What you are asked to do
Pull out all lines from the listing below in which the word "nDisposal" appears.

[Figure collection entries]
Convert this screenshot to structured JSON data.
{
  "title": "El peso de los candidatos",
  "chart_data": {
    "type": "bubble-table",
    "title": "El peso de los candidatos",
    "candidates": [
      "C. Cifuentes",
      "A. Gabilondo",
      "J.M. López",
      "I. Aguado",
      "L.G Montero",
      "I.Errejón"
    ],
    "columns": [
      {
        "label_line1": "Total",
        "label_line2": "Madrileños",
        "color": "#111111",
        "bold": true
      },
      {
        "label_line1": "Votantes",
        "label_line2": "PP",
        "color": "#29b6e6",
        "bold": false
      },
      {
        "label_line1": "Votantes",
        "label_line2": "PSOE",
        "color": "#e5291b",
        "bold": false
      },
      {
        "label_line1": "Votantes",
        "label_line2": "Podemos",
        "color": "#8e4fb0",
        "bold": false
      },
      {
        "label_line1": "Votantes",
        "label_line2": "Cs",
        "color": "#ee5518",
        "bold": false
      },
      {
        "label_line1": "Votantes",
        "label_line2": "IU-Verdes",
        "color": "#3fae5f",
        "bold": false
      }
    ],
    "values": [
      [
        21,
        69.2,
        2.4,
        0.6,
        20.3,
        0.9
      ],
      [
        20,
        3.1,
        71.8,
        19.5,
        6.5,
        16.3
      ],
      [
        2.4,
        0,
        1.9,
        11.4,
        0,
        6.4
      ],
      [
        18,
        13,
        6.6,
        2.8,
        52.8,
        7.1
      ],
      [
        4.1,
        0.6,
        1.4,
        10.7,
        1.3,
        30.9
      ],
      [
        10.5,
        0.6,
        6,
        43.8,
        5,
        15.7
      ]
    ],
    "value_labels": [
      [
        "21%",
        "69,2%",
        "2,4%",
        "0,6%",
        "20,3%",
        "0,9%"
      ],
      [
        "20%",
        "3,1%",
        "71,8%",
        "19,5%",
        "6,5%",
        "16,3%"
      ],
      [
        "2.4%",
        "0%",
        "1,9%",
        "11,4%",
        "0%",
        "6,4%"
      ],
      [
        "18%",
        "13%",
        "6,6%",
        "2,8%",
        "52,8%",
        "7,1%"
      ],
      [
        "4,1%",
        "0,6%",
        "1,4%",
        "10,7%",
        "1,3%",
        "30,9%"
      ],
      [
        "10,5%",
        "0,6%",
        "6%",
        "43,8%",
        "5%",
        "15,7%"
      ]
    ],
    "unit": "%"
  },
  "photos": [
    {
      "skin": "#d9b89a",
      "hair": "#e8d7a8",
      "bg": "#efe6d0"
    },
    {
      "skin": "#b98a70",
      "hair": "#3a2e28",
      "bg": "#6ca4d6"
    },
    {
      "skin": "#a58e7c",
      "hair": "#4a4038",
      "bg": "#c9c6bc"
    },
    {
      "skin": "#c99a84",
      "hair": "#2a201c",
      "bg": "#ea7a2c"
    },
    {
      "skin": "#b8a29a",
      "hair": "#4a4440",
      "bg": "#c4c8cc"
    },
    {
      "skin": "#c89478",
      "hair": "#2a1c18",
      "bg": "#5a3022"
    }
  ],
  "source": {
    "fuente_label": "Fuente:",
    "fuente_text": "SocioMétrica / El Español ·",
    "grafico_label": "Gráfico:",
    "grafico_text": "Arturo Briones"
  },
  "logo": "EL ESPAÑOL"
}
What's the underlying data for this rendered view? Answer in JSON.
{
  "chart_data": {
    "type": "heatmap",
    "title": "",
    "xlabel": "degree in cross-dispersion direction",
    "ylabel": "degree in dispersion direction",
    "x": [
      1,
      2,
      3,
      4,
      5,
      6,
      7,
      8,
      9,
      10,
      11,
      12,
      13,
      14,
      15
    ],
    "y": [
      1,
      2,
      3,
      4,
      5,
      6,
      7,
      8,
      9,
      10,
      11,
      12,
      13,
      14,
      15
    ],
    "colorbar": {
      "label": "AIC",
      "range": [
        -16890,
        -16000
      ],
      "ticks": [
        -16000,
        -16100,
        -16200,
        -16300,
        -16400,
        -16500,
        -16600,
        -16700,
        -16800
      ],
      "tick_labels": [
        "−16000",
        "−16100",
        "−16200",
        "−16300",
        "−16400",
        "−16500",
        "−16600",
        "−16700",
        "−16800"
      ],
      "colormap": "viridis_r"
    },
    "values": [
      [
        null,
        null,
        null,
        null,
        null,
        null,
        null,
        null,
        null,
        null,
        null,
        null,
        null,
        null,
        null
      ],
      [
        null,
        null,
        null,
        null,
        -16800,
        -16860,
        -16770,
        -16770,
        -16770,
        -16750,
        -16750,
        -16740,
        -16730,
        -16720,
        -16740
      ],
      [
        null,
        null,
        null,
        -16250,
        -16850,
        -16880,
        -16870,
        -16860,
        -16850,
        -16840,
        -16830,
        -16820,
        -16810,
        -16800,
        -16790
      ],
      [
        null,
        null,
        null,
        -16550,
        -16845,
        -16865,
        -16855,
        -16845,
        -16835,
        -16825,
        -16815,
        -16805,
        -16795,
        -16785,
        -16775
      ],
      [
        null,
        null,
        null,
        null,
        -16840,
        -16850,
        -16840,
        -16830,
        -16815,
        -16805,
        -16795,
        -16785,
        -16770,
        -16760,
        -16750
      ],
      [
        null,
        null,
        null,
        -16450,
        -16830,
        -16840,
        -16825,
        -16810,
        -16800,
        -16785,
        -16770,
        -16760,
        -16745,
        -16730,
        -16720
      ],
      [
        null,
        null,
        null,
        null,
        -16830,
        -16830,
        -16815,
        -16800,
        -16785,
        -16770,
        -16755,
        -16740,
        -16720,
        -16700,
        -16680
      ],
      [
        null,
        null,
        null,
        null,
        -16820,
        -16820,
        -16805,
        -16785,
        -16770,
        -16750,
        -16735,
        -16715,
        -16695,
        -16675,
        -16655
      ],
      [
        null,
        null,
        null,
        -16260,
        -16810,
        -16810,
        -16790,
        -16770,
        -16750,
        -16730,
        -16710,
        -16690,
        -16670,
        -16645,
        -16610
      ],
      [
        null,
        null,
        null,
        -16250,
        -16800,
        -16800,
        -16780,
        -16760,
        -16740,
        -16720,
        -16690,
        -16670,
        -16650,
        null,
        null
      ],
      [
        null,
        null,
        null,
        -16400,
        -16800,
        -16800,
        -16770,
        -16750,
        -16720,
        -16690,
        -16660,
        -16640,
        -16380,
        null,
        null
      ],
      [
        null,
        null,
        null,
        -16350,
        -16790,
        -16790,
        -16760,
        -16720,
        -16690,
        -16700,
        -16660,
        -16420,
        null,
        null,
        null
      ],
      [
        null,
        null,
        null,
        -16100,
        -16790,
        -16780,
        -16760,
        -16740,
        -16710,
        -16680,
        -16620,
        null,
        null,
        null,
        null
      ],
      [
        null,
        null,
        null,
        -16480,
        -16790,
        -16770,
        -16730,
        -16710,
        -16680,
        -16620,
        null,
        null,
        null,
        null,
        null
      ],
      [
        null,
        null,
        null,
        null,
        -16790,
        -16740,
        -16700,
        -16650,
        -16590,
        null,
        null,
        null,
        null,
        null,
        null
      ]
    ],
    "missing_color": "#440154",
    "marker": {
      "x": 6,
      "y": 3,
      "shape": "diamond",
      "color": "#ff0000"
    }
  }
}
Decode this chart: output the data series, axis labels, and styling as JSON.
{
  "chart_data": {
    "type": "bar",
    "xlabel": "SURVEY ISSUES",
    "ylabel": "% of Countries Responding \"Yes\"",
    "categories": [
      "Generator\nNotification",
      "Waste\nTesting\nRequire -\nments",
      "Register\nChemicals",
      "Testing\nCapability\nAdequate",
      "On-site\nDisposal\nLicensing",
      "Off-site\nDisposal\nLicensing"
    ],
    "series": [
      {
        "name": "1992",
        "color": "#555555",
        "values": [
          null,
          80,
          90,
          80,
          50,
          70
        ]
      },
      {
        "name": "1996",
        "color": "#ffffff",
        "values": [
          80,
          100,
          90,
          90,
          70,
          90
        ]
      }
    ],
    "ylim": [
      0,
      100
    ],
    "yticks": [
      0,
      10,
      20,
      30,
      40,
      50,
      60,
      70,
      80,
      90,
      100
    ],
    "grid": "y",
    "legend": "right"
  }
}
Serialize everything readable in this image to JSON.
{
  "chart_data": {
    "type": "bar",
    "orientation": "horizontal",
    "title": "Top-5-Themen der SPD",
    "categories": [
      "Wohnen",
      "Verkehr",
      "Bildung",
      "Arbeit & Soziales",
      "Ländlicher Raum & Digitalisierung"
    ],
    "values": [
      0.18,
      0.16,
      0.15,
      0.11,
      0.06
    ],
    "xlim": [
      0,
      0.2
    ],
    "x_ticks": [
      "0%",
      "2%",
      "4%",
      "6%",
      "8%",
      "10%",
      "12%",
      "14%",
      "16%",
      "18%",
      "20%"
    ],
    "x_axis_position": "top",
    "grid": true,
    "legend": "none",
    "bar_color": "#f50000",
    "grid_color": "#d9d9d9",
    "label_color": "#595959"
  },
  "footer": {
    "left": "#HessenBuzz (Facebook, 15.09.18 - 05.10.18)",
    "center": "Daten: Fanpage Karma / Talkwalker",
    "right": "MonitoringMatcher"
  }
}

Full solution
      "On-site\nDisposal\nLicensing",
      "Off-site\nDisposal\nLicensing"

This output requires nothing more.